» **STORED ROWS**
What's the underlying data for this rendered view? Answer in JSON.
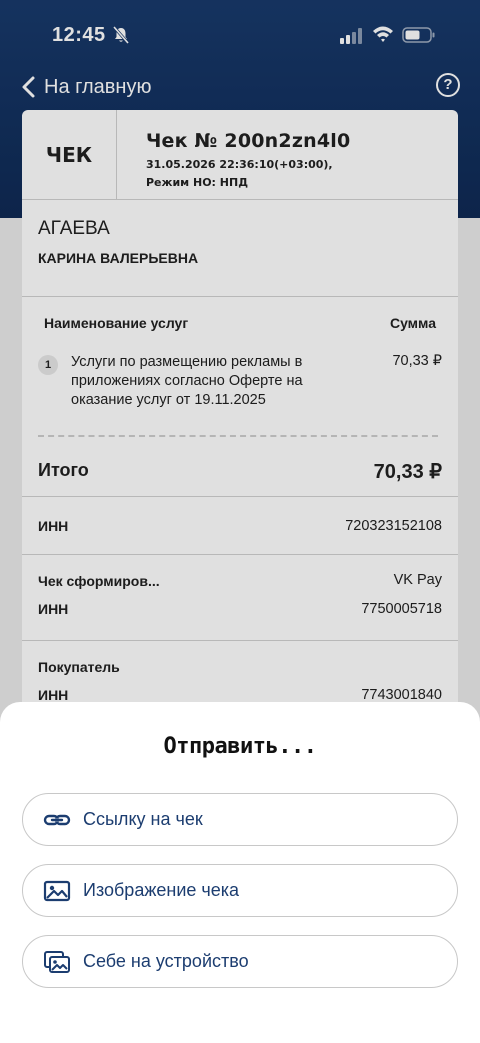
{
  "status": {
    "time": "12:45"
  },
  "nav": {
    "back_label": "На главную",
    "help_label": "?"
  },
  "receipt": {
    "label": "ЧЕК",
    "number": "Чек № 200n2zn4l0",
    "datetime": "31.05.2026 22:36:10(+03:00),",
    "mode": "Режим НО: НПД",
    "seller_surname": "АГАЕВА",
    "seller_name": "КАРИНА ВАЛЕРЬЕВНА",
    "services_header": "Наименование услуг",
    "sum_header": "Сумма",
    "items": [
      {
        "index": "1",
        "name": "Услуги по размещению рекламы в приложениях согласно Оферте на оказание услуг от 19.11.2025",
        "price": "70,33 ₽"
      }
    ],
    "total_label": "Итого",
    "total_value": "70,33 ₽",
    "inn_label": "ИНН",
    "inn_value": "720323152108",
    "formed_label": "Чек сформиров...",
    "formed_value": "VK Pay",
    "formed_inn_label": "ИНН",
    "formed_inn_value": "7750005718",
    "buyer_label": "Покупатель",
    "buyer_inn_label": "ИНН",
    "buyer_inn_value": "7743001840"
  },
  "sheet": {
    "title": "Отправить...",
    "options": [
      {
        "label": "Ссылку на чек",
        "icon": "link-icon"
      },
      {
        "label": "Изображение чека",
        "icon": "image-icon"
      },
      {
        "label": "Себе на устройство",
        "icon": "gallery-icon"
      }
    ]
  },
  "colors": {
    "header": "#183a6c",
    "accent_text": "#1c3d70"
  }
}
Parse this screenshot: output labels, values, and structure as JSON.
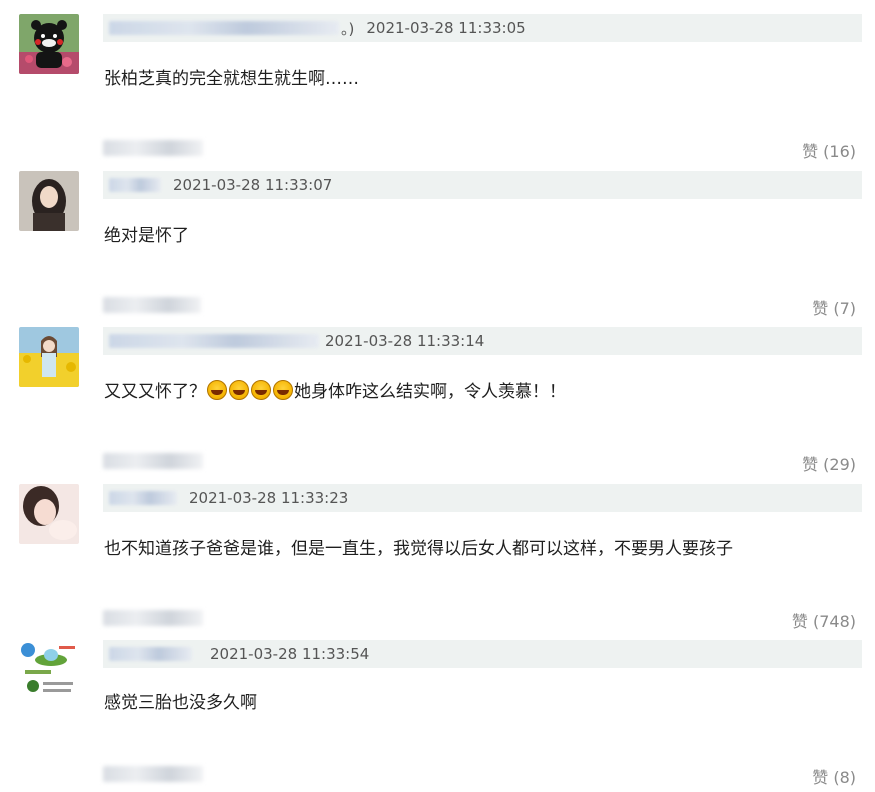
{
  "comments": [
    {
      "tail": "。)",
      "time": "2021-03-28 11:33:05",
      "text": "张柏芝真的完全就想生就生啊……",
      "likes": "赞 (16)"
    },
    {
      "tail": "",
      "time": "2021-03-28 11:33:07",
      "text": "绝对是怀了",
      "likes": "赞 (7)"
    },
    {
      "tail": "",
      "time": "2021-03-28 11:33:14",
      "text_prefix": "又又又怀了？",
      "emoji_name": "grinning-sweat-emoji",
      "text_suffix": "她身体咋这么结实啊，令人羡慕！！",
      "likes": "赞 (29)"
    },
    {
      "tail": "",
      "time": "2021-03-28 11:33:23",
      "text": "也不知道孩子爸爸是谁，但是一直生，我觉得以后女人都可以这样，不要男人要孩子",
      "likes": "赞 (748)"
    },
    {
      "tail": "",
      "time": "2021-03-28 11:33:54",
      "text": "感觉三胎也没多久啊",
      "likes": "赞 (8)"
    }
  ]
}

» **DIRECTIVE**
Filter the data for the string "услуг" and copy every line that has it.

» **ANSWER TO THE EXERCISE**
    "services_header": "Наименование услуг",
        "name": "Услуги по размещению рекламы в приложениях согласно Оферте на оказание услуг от 19.11.2025",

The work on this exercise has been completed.